== Prompt ==
Copy out, from the entries below, each line holding the string "name".

== Given data ==

— Begin —

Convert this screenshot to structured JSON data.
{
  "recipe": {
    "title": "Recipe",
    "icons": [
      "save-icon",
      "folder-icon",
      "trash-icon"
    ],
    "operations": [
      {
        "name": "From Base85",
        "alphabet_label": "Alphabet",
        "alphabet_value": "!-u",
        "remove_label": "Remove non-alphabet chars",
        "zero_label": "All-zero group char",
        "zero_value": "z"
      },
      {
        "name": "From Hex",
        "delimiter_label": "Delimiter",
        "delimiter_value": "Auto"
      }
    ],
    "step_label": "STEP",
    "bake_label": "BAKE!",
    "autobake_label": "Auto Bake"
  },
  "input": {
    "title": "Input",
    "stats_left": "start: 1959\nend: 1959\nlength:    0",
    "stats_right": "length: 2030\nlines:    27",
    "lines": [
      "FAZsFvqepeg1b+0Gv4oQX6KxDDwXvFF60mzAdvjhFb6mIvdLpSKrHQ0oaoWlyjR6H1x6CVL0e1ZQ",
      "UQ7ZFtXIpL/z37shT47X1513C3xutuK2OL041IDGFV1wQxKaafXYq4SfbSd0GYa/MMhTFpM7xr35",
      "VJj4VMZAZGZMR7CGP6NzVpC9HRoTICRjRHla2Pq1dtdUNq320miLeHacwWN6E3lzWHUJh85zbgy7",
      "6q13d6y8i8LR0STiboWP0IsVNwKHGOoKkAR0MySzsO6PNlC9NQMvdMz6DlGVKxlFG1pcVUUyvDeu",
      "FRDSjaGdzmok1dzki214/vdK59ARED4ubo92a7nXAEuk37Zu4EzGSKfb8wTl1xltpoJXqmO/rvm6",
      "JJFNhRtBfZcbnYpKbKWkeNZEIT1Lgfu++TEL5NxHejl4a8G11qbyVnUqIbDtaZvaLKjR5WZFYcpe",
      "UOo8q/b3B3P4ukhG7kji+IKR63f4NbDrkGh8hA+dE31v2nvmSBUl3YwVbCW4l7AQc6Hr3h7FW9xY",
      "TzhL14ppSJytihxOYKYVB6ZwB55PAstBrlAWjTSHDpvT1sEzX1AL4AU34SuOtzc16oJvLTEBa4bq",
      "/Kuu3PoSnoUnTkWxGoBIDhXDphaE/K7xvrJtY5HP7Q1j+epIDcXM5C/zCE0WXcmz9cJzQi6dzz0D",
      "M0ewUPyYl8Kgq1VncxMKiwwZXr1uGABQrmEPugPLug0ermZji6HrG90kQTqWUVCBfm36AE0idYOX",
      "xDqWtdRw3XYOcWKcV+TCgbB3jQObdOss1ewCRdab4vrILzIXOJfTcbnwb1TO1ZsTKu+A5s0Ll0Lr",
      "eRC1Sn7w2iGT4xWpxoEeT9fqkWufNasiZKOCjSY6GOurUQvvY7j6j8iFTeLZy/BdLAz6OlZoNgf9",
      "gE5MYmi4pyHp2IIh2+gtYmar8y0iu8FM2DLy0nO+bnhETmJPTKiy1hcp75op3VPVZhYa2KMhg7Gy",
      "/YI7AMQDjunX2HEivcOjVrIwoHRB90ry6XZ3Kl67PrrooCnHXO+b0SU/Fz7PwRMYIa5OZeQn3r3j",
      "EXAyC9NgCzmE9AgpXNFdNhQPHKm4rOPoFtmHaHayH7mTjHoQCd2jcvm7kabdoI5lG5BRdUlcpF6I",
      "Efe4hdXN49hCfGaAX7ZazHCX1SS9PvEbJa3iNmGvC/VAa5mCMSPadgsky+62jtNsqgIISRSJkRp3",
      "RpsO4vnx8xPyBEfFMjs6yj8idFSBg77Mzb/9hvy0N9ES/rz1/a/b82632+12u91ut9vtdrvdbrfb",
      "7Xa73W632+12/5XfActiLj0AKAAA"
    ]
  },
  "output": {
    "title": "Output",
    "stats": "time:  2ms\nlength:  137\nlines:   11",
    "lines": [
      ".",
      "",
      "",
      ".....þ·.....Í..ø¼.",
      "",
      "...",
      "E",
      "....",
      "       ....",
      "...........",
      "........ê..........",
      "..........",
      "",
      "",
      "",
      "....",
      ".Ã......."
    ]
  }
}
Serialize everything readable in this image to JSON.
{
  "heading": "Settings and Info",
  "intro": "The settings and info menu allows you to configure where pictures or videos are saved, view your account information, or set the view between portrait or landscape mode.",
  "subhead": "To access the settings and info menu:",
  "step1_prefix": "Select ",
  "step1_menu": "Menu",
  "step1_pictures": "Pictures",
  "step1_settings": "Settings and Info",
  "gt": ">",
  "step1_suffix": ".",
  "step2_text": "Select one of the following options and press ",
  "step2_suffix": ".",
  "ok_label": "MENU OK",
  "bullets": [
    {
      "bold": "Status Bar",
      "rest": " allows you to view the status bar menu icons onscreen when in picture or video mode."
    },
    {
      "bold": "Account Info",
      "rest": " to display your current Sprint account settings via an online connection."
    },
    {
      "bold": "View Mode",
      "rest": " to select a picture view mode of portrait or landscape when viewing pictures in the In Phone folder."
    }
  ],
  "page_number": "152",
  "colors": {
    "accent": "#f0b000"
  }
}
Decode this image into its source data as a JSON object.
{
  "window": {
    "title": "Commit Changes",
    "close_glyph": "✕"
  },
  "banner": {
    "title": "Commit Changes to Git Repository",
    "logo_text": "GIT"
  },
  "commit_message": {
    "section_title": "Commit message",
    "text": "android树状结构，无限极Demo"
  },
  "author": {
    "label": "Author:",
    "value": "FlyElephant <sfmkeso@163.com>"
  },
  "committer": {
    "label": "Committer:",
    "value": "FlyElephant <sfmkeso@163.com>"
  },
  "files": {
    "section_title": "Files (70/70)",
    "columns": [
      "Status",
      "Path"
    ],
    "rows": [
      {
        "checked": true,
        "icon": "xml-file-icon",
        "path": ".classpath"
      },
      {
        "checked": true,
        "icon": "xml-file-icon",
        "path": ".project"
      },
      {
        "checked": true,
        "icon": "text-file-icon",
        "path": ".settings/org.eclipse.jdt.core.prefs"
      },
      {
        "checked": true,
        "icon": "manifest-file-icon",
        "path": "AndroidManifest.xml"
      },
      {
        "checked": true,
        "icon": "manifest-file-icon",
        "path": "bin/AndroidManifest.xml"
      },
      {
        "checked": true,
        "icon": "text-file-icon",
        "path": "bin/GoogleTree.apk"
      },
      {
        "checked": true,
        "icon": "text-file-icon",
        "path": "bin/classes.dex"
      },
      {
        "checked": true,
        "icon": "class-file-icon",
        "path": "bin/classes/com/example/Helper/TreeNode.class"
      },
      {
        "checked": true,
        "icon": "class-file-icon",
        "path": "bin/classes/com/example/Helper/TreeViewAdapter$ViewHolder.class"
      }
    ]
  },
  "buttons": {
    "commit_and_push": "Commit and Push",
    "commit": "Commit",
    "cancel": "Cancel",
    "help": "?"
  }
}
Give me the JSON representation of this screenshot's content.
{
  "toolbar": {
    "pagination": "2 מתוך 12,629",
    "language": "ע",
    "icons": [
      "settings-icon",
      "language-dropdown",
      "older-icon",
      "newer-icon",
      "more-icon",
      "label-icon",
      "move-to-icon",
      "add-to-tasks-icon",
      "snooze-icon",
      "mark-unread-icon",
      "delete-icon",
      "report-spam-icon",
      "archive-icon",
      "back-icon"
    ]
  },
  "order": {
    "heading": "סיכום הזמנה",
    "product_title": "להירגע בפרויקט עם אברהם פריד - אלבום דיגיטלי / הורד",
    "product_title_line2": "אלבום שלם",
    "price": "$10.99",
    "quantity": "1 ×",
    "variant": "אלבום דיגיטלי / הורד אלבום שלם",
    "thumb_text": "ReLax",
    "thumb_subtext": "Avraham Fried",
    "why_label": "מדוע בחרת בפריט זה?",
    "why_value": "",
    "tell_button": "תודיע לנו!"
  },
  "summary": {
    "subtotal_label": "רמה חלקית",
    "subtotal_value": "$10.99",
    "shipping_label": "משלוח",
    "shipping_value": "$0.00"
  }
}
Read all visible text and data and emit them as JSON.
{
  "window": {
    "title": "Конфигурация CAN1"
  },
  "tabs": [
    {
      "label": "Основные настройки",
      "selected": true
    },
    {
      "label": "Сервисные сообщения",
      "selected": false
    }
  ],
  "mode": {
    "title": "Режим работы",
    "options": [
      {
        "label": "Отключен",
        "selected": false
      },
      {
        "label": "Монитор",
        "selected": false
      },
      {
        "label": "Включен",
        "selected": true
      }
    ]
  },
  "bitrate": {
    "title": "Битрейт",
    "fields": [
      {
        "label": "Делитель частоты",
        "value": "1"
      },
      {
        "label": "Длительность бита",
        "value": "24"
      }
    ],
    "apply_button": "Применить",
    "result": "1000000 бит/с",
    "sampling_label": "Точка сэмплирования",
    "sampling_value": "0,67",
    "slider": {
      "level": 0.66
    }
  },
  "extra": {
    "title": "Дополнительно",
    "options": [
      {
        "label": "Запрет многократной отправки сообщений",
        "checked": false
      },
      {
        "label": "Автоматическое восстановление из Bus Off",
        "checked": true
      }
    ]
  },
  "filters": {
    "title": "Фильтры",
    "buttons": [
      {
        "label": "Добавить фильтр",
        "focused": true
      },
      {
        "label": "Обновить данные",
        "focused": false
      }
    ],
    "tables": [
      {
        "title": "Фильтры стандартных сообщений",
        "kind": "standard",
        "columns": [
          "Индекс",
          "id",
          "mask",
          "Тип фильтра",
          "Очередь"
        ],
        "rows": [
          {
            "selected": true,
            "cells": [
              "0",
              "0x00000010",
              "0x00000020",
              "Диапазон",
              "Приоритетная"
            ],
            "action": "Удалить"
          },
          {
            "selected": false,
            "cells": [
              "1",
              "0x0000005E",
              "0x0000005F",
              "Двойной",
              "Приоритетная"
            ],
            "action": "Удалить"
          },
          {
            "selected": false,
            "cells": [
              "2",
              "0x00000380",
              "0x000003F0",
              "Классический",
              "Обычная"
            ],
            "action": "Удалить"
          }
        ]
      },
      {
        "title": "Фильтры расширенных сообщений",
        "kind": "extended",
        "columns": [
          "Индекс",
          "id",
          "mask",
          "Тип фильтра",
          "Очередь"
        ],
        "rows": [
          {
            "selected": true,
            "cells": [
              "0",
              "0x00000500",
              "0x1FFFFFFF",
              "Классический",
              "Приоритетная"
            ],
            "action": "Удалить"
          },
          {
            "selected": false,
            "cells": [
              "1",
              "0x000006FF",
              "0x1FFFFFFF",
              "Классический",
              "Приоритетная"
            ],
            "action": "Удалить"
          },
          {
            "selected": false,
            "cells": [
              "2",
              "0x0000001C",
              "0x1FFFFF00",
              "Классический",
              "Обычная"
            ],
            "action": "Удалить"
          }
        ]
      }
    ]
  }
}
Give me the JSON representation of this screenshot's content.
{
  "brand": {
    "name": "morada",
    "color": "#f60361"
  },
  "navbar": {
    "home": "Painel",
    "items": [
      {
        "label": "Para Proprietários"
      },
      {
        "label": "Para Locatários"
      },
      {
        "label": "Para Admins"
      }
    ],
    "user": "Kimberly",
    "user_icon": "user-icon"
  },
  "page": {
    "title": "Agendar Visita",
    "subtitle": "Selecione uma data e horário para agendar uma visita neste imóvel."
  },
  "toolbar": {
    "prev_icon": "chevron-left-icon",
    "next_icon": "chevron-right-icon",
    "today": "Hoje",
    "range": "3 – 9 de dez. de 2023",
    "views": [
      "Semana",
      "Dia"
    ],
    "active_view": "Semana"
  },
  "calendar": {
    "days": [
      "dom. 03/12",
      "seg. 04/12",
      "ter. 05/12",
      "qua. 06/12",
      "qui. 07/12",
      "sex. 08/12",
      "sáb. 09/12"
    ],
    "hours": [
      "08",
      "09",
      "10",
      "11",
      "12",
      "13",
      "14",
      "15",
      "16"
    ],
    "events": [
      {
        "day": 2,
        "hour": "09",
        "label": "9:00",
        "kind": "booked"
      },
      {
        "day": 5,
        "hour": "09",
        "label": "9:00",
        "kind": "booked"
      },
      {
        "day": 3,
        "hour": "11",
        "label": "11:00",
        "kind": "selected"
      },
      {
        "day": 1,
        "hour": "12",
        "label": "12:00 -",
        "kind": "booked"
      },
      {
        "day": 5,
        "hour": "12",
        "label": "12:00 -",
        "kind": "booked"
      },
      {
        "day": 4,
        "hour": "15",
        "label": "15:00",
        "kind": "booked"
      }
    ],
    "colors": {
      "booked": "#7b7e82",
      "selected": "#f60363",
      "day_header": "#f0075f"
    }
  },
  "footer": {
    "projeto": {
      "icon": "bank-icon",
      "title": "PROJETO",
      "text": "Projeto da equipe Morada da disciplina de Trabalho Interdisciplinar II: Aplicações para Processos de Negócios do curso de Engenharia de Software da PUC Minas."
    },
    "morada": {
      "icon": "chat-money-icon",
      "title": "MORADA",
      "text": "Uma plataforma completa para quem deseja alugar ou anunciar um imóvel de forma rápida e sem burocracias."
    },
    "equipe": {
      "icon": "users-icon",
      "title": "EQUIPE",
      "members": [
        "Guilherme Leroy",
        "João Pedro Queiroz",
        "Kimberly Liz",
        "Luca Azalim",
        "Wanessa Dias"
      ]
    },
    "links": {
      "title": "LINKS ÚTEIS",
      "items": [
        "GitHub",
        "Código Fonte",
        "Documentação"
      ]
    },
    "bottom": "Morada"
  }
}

— End —

== Written solution ==
        "name": "From Base85",
        "name": "From Hex",
    "name": "morada",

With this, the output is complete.